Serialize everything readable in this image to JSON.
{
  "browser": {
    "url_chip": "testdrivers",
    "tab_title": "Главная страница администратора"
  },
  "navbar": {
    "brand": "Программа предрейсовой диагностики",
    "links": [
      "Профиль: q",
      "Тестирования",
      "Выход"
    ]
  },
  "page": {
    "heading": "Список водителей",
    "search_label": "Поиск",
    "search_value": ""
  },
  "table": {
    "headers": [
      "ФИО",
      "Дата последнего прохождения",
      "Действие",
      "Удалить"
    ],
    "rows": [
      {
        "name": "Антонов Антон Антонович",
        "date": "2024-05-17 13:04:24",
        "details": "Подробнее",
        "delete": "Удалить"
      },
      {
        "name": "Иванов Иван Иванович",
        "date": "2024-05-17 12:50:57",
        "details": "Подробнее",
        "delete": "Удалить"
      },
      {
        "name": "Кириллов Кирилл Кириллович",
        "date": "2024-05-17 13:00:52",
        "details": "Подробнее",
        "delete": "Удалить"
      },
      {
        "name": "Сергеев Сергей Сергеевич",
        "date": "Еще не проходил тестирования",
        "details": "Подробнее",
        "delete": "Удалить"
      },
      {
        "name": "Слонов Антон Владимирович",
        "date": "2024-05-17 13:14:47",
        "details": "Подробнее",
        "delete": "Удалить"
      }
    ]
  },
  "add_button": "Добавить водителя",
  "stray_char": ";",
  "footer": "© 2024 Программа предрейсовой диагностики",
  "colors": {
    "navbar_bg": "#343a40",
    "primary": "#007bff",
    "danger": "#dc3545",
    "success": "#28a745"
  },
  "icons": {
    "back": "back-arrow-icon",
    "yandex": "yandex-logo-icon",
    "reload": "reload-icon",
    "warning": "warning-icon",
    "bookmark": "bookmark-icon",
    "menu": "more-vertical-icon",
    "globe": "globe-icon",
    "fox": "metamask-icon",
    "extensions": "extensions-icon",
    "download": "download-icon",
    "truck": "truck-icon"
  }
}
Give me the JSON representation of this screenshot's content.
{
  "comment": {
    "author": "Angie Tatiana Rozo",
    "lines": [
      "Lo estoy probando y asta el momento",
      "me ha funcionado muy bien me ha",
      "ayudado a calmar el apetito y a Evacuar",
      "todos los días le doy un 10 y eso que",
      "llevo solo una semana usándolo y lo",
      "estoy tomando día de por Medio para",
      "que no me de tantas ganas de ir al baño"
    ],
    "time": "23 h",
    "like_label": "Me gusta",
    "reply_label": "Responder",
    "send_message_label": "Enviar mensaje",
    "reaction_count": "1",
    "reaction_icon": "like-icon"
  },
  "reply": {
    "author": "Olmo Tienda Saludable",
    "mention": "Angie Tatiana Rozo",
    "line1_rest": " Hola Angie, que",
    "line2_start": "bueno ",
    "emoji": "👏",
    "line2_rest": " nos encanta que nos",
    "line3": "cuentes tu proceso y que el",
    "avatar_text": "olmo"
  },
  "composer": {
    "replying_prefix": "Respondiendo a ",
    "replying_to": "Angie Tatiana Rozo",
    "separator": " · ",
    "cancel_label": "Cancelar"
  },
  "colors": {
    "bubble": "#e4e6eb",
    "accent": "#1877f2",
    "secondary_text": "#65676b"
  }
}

********

▶ **Given task**
Copy down the material exactly as written.

▶ **Finished exercise**
Serialize everything readable in this image to JSON.
{
  "browser": {
    "url_chip": "testdrivers",
    "tab_title": "Главная страница администратора"
  },
  "navbar": {
    "brand": "Программа предрейсовой диагностики",
    "links": [
      "Профиль: q",
      "Тестирования",
      "Выход"
    ]
  },
  "page": {
    "heading": "Список водителей",
    "search_label": "Поиск",
    "search_value": ""
  },
  "table": {
    "headers": [
      "ФИО",
      "Дата последнего прохождения",
      "Действие",
      "Удалить"
    ],
    "rows": [
      {
        "name": "Антонов Антон Антонович",
        "date": "2024-05-17 13:04:24",
        "details": "Подробнее",
        "delete": "Удалить"
      },
      {
        "name": "Иванов Иван Иванович",
        "date": "2024-05-17 12:50:57",
        "details": "Подробнее",
        "delete": "Удалить"
      },
      {
        "name": "Кириллов Кирилл Кириллович",
        "date": "2024-05-17 13:00:52",
        "details": "Подробнее",
        "delete": "Удалить"
      },
      {
        "name": "Сергеев Сергей Сергеевич",
        "date": "Еще не проходил тестирования",
        "details": "Подробнее",
        "delete": "Удалить"
      },
      {
        "name": "Слонов Антон Владимирович",
        "date": "2024-05-17 13:14:47",
        "details": "Подробнее",
        "delete": "Удалить"
      }
    ]
  },
  "add_button": "Добавить водителя",
  "stray_char": ";",
  "footer": "© 2024 Программа предрейсовой диагностики",
  "colors": {
    "navbar_bg": "#343a40",
    "primary": "#007bff",
    "danger": "#dc3545",
    "success": "#28a745"
  },
  "icons": {
    "back": "back-arrow-icon",
    "yandex": "yandex-logo-icon",
    "reload": "reload-icon",
    "warning": "warning-icon",
    "bookmark": "bookmark-icon",
    "menu": "more-vertical-icon",
    "globe": "globe-icon",
    "fox": "metamask-icon",
    "extensions": "extensions-icon",
    "download": "download-icon",
    "truck": "truck-icon"
  }
}
Give me the JSON representation of this screenshot's content.
{
  "comment": {
    "author": "Angie Tatiana Rozo",
    "lines": [
      "Lo estoy probando y asta el momento",
      "me ha funcionado muy bien me ha",
      "ayudado a calmar el apetito y a Evacuar",
      "todos los días le doy un 10 y eso que",
      "llevo solo una semana usándolo y lo",
      "estoy tomando día de por Medio para",
      "que no me de tantas ganas de ir al baño"
    ],
    "time": "23 h",
    "like_label": "Me gusta",
    "reply_label": "Responder",
    "send_message_label": "Enviar mensaje",
    "reaction_count": "1",
    "reaction_icon": "like-icon"
  },
  "reply": {
    "author": "Olmo Tienda Saludable",
    "mention": "Angie Tatiana Rozo",
    "line1_rest": " Hola Angie, que",
    "line2_start": "bueno ",
    "emoji": "👏",
    "line2_rest": " nos encanta que nos",
    "line3": "cuentes tu proceso y que el",
    "avatar_text": "olmo"
  },
  "composer": {
    "replying_prefix": "Respondiendo a ",
    "replying_to": "Angie Tatiana Rozo",
    "separator": " · ",
    "cancel_label": "Cancelar"
  },
  "colors": {
    "bubble": "#e4e6eb",
    "accent": "#1877f2",
    "secondary_text": "#65676b"
  }
}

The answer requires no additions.